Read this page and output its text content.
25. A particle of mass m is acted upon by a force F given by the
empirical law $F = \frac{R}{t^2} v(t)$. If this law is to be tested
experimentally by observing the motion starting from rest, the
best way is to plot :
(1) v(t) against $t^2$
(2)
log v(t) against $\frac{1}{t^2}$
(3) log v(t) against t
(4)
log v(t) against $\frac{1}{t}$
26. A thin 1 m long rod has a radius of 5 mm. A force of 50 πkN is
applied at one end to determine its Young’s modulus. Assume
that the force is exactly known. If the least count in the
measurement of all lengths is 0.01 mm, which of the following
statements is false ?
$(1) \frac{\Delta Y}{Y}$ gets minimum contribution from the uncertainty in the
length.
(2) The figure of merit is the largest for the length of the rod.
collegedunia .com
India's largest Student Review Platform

★ ★ ★ ★ ★

**TASK OBJECTIVE:**
All entries shown above should be printed again exactly.

**PROBLEM SOLUTION:**
Read this page and output its text content.
25. A particle of mass m is acted upon by a force F given by the
empirical law $F = \frac{R}{t^2} v(t)$. If this law is to be tested
experimentally by observing the motion starting from rest, the
best way is to plot :
(1) v(t) against $t^2$
(2)
log v(t) against $\frac{1}{t^2}$
(3) log v(t) against t
(4)
log v(t) against $\frac{1}{t}$
26. A thin 1 m long rod has a radius of 5 mm. A force of 50 πkN is
applied at one end to determine its Young’s modulus. Assume
that the force is exactly known. If the least count in the
measurement of all lengths is 0.01 mm, which of the following
statements is false ?
$(1) \frac{\Delta Y}{Y}$ gets minimum contribution from the uncertainty in the
length.
(2) The figure of merit is the largest for the length of the rod.
collegedunia .com
India's largest Student Review Platform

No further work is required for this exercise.